Dataset records:
## begin

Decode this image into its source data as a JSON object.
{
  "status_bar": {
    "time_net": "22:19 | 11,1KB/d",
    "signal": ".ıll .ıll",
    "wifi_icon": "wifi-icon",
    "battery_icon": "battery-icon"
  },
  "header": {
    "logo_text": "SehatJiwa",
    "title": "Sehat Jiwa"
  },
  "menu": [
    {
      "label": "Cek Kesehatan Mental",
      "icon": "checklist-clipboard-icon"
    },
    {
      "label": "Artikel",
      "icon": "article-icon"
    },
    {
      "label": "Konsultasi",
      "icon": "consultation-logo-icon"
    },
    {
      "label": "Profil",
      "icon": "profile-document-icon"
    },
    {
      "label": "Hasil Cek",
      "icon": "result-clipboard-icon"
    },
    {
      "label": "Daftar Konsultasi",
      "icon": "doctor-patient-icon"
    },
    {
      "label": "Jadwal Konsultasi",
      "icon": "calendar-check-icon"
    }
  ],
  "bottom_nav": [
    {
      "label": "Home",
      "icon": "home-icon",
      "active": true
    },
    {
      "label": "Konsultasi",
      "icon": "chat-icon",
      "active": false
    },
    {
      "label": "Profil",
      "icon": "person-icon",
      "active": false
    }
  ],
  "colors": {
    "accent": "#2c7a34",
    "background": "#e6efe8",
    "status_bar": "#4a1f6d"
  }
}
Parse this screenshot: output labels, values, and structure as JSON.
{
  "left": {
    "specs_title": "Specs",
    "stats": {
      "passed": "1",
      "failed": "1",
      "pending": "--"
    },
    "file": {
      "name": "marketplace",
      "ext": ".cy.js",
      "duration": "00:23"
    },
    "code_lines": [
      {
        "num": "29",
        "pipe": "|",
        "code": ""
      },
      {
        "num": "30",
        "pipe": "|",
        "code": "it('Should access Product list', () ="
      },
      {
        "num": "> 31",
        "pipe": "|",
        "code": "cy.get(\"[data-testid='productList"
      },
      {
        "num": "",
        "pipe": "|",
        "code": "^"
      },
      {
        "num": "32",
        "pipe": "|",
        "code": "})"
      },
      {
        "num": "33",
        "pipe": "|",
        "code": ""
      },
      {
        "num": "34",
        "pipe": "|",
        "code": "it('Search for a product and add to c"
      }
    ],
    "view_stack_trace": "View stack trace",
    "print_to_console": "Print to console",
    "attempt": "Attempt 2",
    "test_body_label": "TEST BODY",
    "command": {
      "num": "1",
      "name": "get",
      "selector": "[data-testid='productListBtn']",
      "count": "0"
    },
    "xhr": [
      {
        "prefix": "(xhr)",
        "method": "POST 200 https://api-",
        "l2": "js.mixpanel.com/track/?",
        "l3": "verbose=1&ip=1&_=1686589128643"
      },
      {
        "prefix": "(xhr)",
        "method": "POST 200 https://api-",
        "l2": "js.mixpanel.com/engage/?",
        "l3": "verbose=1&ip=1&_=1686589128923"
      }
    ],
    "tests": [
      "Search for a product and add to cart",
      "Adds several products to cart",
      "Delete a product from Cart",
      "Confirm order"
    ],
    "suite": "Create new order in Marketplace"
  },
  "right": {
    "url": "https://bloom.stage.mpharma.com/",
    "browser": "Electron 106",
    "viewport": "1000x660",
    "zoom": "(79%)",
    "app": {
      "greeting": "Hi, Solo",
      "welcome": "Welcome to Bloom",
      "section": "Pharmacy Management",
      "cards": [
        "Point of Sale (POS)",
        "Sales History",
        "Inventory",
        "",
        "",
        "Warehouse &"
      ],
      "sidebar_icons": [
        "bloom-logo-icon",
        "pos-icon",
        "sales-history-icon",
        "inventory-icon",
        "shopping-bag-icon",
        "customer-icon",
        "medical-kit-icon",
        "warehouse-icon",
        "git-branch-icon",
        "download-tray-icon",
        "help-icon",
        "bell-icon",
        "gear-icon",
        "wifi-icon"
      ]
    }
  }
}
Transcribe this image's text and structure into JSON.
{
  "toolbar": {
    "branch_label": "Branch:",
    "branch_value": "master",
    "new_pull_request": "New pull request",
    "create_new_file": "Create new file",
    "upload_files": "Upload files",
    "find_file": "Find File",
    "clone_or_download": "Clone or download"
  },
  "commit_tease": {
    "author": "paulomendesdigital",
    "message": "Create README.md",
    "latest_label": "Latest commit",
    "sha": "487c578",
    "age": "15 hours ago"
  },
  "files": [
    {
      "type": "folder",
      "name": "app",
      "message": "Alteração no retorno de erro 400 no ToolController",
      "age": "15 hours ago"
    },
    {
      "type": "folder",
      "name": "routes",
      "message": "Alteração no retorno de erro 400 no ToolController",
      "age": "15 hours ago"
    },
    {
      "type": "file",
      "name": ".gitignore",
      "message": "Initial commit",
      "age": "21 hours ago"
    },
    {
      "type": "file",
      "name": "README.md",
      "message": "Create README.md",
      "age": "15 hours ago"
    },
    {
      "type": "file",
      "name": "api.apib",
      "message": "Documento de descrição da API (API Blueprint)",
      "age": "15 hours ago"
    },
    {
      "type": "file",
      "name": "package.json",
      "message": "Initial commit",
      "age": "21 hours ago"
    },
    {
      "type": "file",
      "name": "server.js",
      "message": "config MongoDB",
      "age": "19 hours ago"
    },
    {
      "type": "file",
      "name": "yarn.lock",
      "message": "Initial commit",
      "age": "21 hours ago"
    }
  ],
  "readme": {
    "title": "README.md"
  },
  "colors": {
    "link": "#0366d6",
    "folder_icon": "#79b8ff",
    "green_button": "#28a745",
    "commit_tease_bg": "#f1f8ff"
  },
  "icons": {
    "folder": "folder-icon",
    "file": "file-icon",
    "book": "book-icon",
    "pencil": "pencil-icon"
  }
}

## end

→ **What needs to be done**:
Reproduce every line of the data verbatim.

→ **Complete output**:
Decode this image into its source data as a JSON object.
{
  "status_bar": {
    "time_net": "22:19 | 11,1KB/d",
    "signal": ".ıll .ıll",
    "wifi_icon": "wifi-icon",
    "battery_icon": "battery-icon"
  },
  "header": {
    "logo_text": "SehatJiwa",
    "title": "Sehat Jiwa"
  },
  "menu": [
    {
      "label": "Cek Kesehatan Mental",
      "icon": "checklist-clipboard-icon"
    },
    {
      "label": "Artikel",
      "icon": "article-icon"
    },
    {
      "label": "Konsultasi",
      "icon": "consultation-logo-icon"
    },
    {
      "label": "Profil",
      "icon": "profile-document-icon"
    },
    {
      "label": "Hasil Cek",
      "icon": "result-clipboard-icon"
    },
    {
      "label": "Daftar Konsultasi",
      "icon": "doctor-patient-icon"
    },
    {
      "label": "Jadwal Konsultasi",
      "icon": "calendar-check-icon"
    }
  ],
  "bottom_nav": [
    {
      "label": "Home",
      "icon": "home-icon",
      "active": true
    },
    {
      "label": "Konsultasi",
      "icon": "chat-icon",
      "active": false
    },
    {
      "label": "Profil",
      "icon": "person-icon",
      "active": false
    }
  ],
  "colors": {
    "accent": "#2c7a34",
    "background": "#e6efe8",
    "status_bar": "#4a1f6d"
  }
}
Parse this screenshot: output labels, values, and structure as JSON.
{
  "left": {
    "specs_title": "Specs",
    "stats": {
      "passed": "1",
      "failed": "1",
      "pending": "--"
    },
    "file": {
      "name": "marketplace",
      "ext": ".cy.js",
      "duration": "00:23"
    },
    "code_lines": [
      {
        "num": "29",
        "pipe": "|",
        "code": ""
      },
      {
        "num": "30",
        "pipe": "|",
        "code": "it('Should access Product list', () ="
      },
      {
        "num": "> 31",
        "pipe": "|",
        "code": "cy.get(\"[data-testid='productList"
      },
      {
        "num": "",
        "pipe": "|",
        "code": "^"
      },
      {
        "num": "32",
        "pipe": "|",
        "code": "})"
      },
      {
        "num": "33",
        "pipe": "|",
        "code": ""
      },
      {
        "num": "34",
        "pipe": "|",
        "code": "it('Search for a product and add to c"
      }
    ],
    "view_stack_trace": "View stack trace",
    "print_to_console": "Print to console",
    "attempt": "Attempt 2",
    "test_body_label": "TEST BODY",
    "command": {
      "num": "1",
      "name": "get",
      "selector": "[data-testid='productListBtn']",
      "count": "0"
    },
    "xhr": [
      {
        "prefix": "(xhr)",
        "method": "POST 200 https://api-",
        "l2": "js.mixpanel.com/track/?",
        "l3": "verbose=1&ip=1&_=1686589128643"
      },
      {
        "prefix": "(xhr)",
        "method": "POST 200 https://api-",
        "l2": "js.mixpanel.com/engage/?",
        "l3": "verbose=1&ip=1&_=1686589128923"
      }
    ],
    "tests": [
      "Search for a product and add to cart",
      "Adds several products to cart",
      "Delete a product from Cart",
      "Confirm order"
    ],
    "suite": "Create new order in Marketplace"
  },
  "right": {
    "url": "https://bloom.stage.mpharma.com/",
    "browser": "Electron 106",
    "viewport": "1000x660",
    "zoom": "(79%)",
    "app": {
      "greeting": "Hi, Solo",
      "welcome": "Welcome to Bloom",
      "section": "Pharmacy Management",
      "cards": [
        "Point of Sale (POS)",
        "Sales History",
        "Inventory",
        "",
        "",
        "Warehouse &"
      ],
      "sidebar_icons": [
        "bloom-logo-icon",
        "pos-icon",
        "sales-history-icon",
        "inventory-icon",
        "shopping-bag-icon",
        "customer-icon",
        "medical-kit-icon",
        "warehouse-icon",
        "git-branch-icon",
        "download-tray-icon",
        "help-icon",
        "bell-icon",
        "gear-icon",
        "wifi-icon"
      ]
    }
  }
}
Transcribe this image's text and structure into JSON.
{
  "toolbar": {
    "branch_label": "Branch:",
    "branch_value": "master",
    "new_pull_request": "New pull request",
    "create_new_file": "Create new file",
    "upload_files": "Upload files",
    "find_file": "Find File",
    "clone_or_download": "Clone or download"
  },
  "commit_tease": {
    "author": "paulomendesdigital",
    "message": "Create README.md",
    "latest_label": "Latest commit",
    "sha": "487c578",
    "age": "15 hours ago"
  },
  "files": [
    {
      "type": "folder",
      "name": "app",
      "message": "Alteração no retorno de erro 400 no ToolController",
      "age": "15 hours ago"
    },
    {
      "type": "folder",
      "name": "routes",
      "message": "Alteração no retorno de erro 400 no ToolController",
      "age": "15 hours ago"
    },
    {
      "type": "file",
      "name": ".gitignore",
      "message": "Initial commit",
      "age": "21 hours ago"
    },
    {
      "type": "file",
      "name": "README.md",
      "message": "Create README.md",
      "age": "15 hours ago"
    },
    {
      "type": "file",
      "name": "api.apib",
      "message": "Documento de descrição da API (API Blueprint)",
      "age": "15 hours ago"
    },
    {
      "type": "file",
      "name": "package.json",
      "message": "Initial commit",
      "age": "21 hours ago"
    },
    {
      "type": "file",
      "name": "server.js",
      "message": "config MongoDB",
      "age": "19 hours ago"
    },
    {
      "type": "file",
      "name": "yarn.lock",
      "message": "Initial commit",
      "age": "21 hours ago"
    }
  ],
  "readme": {
    "title": "README.md"
  },
  "colors": {
    "link": "#0366d6",
    "folder_icon": "#79b8ff",
    "green_button": "#28a745",
    "commit_tease_bg": "#f1f8ff"
  },
  "icons": {
    "folder": "folder-icon",
    "file": "file-icon",
    "book": "book-icon",
    "pencil": "pencil-icon"
  }
}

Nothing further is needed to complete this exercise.